● Work to complete
Your copy of the material below should match it exactly, except that it holds no pictures.

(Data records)
------------------------------------

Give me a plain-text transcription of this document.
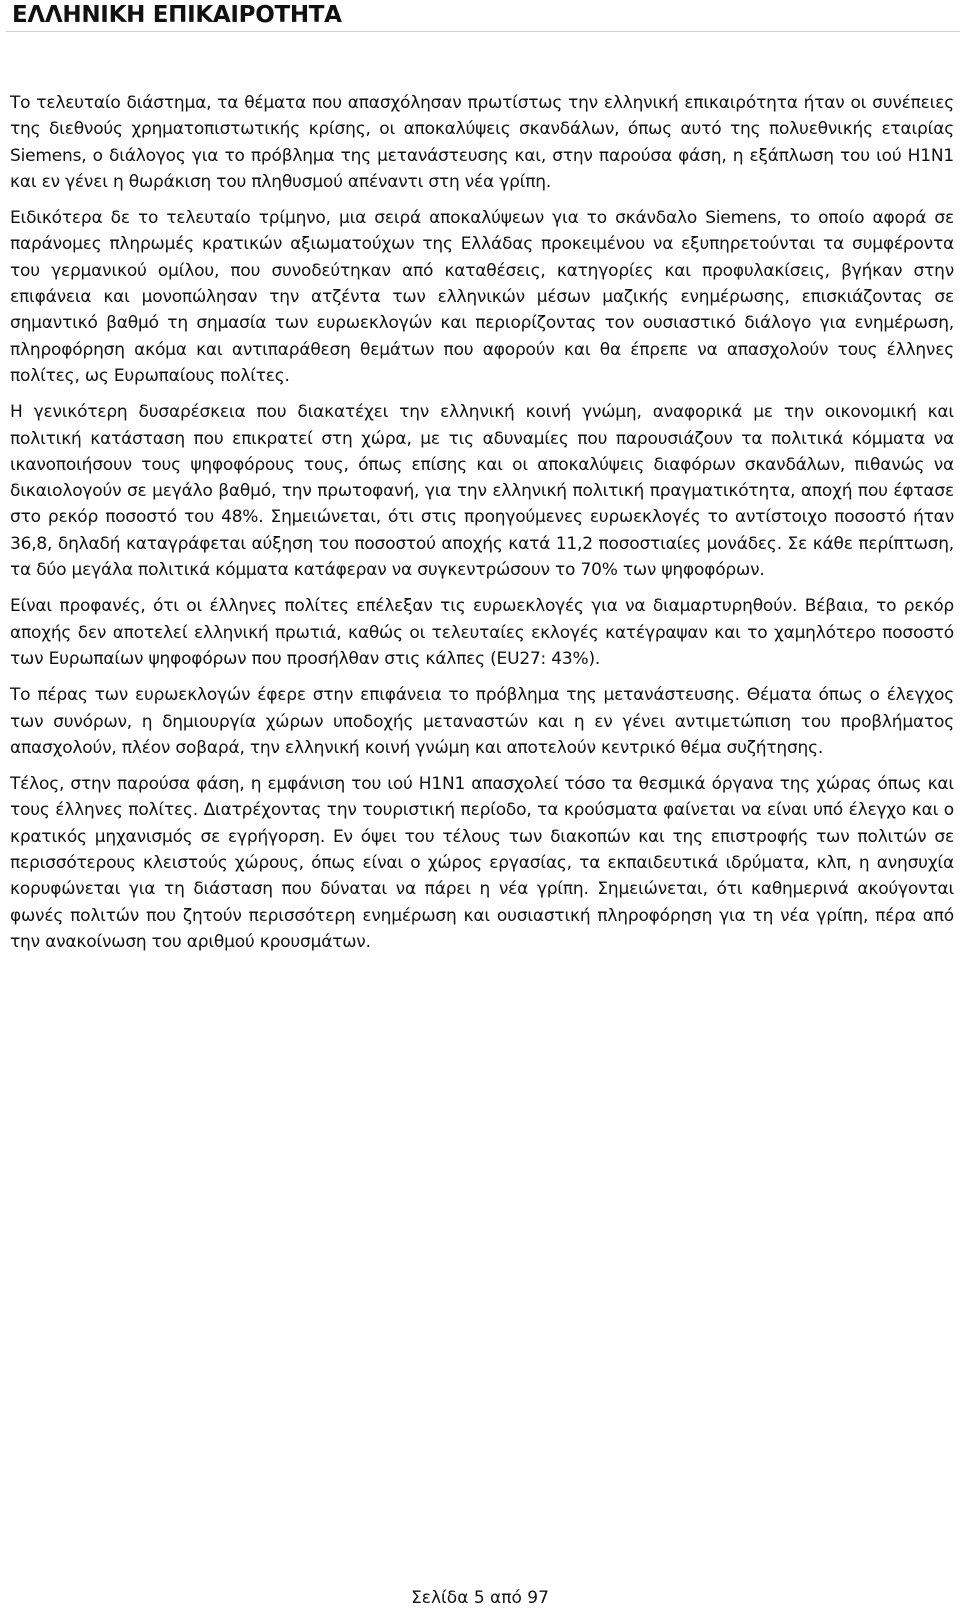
ΕΛΛΗΝΙΚΗ ΕΠΙΚΑΙΡΟΤΗΤΑ

Το τελευταίο διάστημα, τα θέματα που απασχόλησαν πρωτίστως την ελληνική επικαιρότητα ήταν οι συνέπειες της διεθνούς χρηματοπιστωτικής κρίσης, οι αποκαλύψεις σκανδάλων, όπως αυτό της πολυεθνικής εταιρίας Siemens, ο διάλογος για το πρόβλημα της μετανάστευσης και, στην παρούσα φάση, η εξάπλωση του ιού H1N1 και εν γένει η θωράκιση του πληθυσμού απέναντι στη νέα γρίπη.

Ειδικότερα δε το τελευταίο τρίμηνο, μια σειρά αποκαλύψεων για το σκάνδαλο Siemens, το οποίο αφορά σε παράνομες πληρωμές κρατικών αξιωματούχων της Ελλάδας προκειμένου να εξυπηρετούνται τα συμφέροντα του γερμανικού ομίλου, που συνοδεύτηκαν από καταθέσεις, κατηγορίες και προφυλακίσεις, βγήκαν στην επιφάνεια και μονοπώλησαν την ατζέντα των ελληνικών μέσων μαζικής ενημέρωσης, επισκιάζοντας σε σημαντικό βαθμό τη σημασία των ευρωεκλογών και περιορίζοντας τον ουσιαστικό διάλογο για ενημέρωση, πληροφόρηση ακόμα και αντιπαράθεση θεμάτων που αφορούν και θα έπρεπε να απασχολούν τους έλληνες πολίτες, ως Ευρωπαίους πολίτες.

Η γενικότερη δυσαρέσκεια που διακατέχει την ελληνική κοινή γνώμη, αναφορικά με την οικονομική και πολιτική κατάσταση που επικρατεί στη χώρα, με τις αδυναμίες που παρουσιάζουν τα πολιτικά κόμματα να ικανοποιήσουν τους ψηφοφόρους τους, όπως επίσης και οι αποκαλύψεις διαφόρων σκανδάλων, πιθανώς να δικαιολογούν σε μεγάλο βαθμό, την πρωτοφανή, για την ελληνική πολιτική πραγματικότητα, αποχή που έφτασε στο ρεκόρ ποσοστό του 48%. Σημειώνεται, ότι στις προηγούμενες ευρωεκλογές το αντίστοιχο ποσοστό ήταν 36,8, δηλαδή καταγράφεται αύξηση του ποσοστού αποχής κατά 11,2 ποσοστιαίες μονάδες. Σε κάθε περίπτωση, τα δύο μεγάλα πολιτικά κόμματα κατάφεραν να συγκεντρώσουν το 70% των ψηφοφόρων.

Είναι προφανές, ότι οι έλληνες πολίτες επέλεξαν τις ευρωεκλογές για να διαμαρτυρηθούν. Βέβαια, το ρεκόρ αποχής δεν αποτελεί ελληνική πρωτιά, καθώς οι τελευταίες εκλογές κατέγραψαν και το χαμηλότερο ποσοστό των Ευρωπαίων ψηφοφόρων που προσήλθαν στις κάλπες (EU27: 43%).

Το πέρας των ευρωεκλογών έφερε στην επιφάνεια το πρόβλημα της μετανάστευσης. Θέματα όπως ο έλεγχος των συνόρων, η δημιουργία χώρων υποδοχής μεταναστών και η εν γένει αντιμετώπιση του προβλήματος απασχολούν, πλέον σοβαρά, την ελληνική κοινή γνώμη και αποτελούν κεντρικό θέμα συζήτησης.

Τέλος, στην παρούσα φάση, η εμφάνιση του ιού H1N1 απασχολεί τόσο τα θεσμικά όργανα της χώρας όπως και τους έλληνες πολίτες. Διατρέχοντας την τουριστική περίοδο, τα κρούσματα φαίνεται να είναι υπό έλεγχο και ο κρατικός μηχανισμός σε εγρήγορση. Εν όψει του τέλους των διακοπών και της επιστροφής των πολιτών σε περισσότερους κλειστούς χώρους, όπως είναι ο χώρος εργασίας, τα εκπαιδευτικά ιδρύματα, κλπ, η ανησυχία κορυφώνεται για τη διάσταση που δύναται να πάρει η νέα γρίπη. Σημειώνεται, ότι καθημερινά ακούγονται φωνές πολιτών που ζητούν περισσότερη ενημέρωση και ουσιαστική πληροφόρηση για τη νέα γρίπη, πέρα από την ανακοίνωση του αριθμού κρουσμάτων.

Σελίδα 5 από 97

------------------------------------

● Response to the exercise
Give me a plain-text transcription of this document.
ΕΛΛΗΝΙΚΗ ΕΠΙΚΑΙΡΟΤΗΤΑ

Το τελευταίο διάστημα, τα θέματα που απασχόλησαν πρωτίστως την ελληνική επικαιρότητα ήταν οι συνέπειες της διεθνούς χρηματοπιστωτικής κρίσης, οι αποκαλύψεις σκανδάλων, όπως αυτό της πολυεθνικής εταιρίας Siemens, ο διάλογος για το πρόβλημα της μετανάστευσης και, στην παρούσα φάση, η εξάπλωση του ιού H1N1 και εν γένει η θωράκιση του πληθυσμού απέναντι στη νέα γρίπη.

Ειδικότερα δε το τελευταίο τρίμηνο, μια σειρά αποκαλύψεων για το σκάνδαλο Siemens, το οποίο αφορά σε παράνομες πληρωμές κρατικών αξιωματούχων της Ελλάδας προκειμένου να εξυπηρετούνται τα συμφέροντα του γερμανικού ομίλου, που συνοδεύτηκαν από καταθέσεις, κατηγορίες και προφυλακίσεις, βγήκαν στην επιφάνεια και μονοπώλησαν την ατζέντα των ελληνικών μέσων μαζικής ενημέρωσης, επισκιάζοντας σε σημαντικό βαθμό τη σημασία των ευρωεκλογών και περιορίζοντας τον ουσιαστικό διάλογο για ενημέρωση, πληροφόρηση ακόμα και αντιπαράθεση θεμάτων που αφορούν και θα έπρεπε να απασχολούν τους έλληνες πολίτες, ως Ευρωπαίους πολίτες.

Η γενικότερη δυσαρέσκεια που διακατέχει την ελληνική κοινή γνώμη, αναφορικά με την οικονομική και πολιτική κατάσταση που επικρατεί στη χώρα, με τις αδυναμίες που παρουσιάζουν τα πολιτικά κόμματα να ικανοποιήσουν τους ψηφοφόρους τους, όπως επίσης και οι αποκαλύψεις διαφόρων σκανδάλων, πιθανώς να δικαιολογούν σε μεγάλο βαθμό, την πρωτοφανή, για την ελληνική πολιτική πραγματικότητα, αποχή που έφτασε στο ρεκόρ ποσοστό του 48%. Σημειώνεται, ότι στις προηγούμενες ευρωεκλογές το αντίστοιχο ποσοστό ήταν 36,8, δηλαδή καταγράφεται αύξηση του ποσοστού αποχής κατά 11,2 ποσοστιαίες μονάδες. Σε κάθε περίπτωση, τα δύο μεγάλα πολιτικά κόμματα κατάφεραν να συγκεντρώσουν το 70% των ψηφοφόρων.

Είναι προφανές, ότι οι έλληνες πολίτες επέλεξαν τις ευρωεκλογές για να διαμαρτυρηθούν. Βέβαια, το ρεκόρ αποχής δεν αποτελεί ελληνική πρωτιά, καθώς οι τελευταίες εκλογές κατέγραψαν και το χαμηλότερο ποσοστό των Ευρωπαίων ψηφοφόρων που προσήλθαν στις κάλπες (EU27: 43%).

Το πέρας των ευρωεκλογών έφερε στην επιφάνεια το πρόβλημα της μετανάστευσης. Θέματα όπως ο έλεγχος των συνόρων, η δημιουργία χώρων υποδοχής μεταναστών και η εν γένει αντιμετώπιση του προβλήματος απασχολούν, πλέον σοβαρά, την ελληνική κοινή γνώμη και αποτελούν κεντρικό θέμα συζήτησης.

Τέλος, στην παρούσα φάση, η εμφάνιση του ιού H1N1 απασχολεί τόσο τα θεσμικά όργανα της χώρας όπως και τους έλληνες πολίτες. Διατρέχοντας την τουριστική περίοδο, τα κρούσματα φαίνεται να είναι υπό έλεγχο και ο κρατικός μηχανισμός σε εγρήγορση. Εν όψει του τέλους των διακοπών και της επιστροφής των πολιτών σε περισσότερους κλειστούς χώρους, όπως είναι ο χώρος εργασίας, τα εκπαιδευτικά ιδρύματα, κλπ, η ανησυχία κορυφώνεται για τη διάσταση που δύναται να πάρει η νέα γρίπη. Σημειώνεται, ότι καθημερινά ακούγονται φωνές πολιτών που ζητούν περισσότερη ενημέρωση και ουσιαστική πληροφόρηση για τη νέα γρίπη, πέρα από την ανακοίνωση του αριθμού κρουσμάτων.

Σελίδα 5 από 97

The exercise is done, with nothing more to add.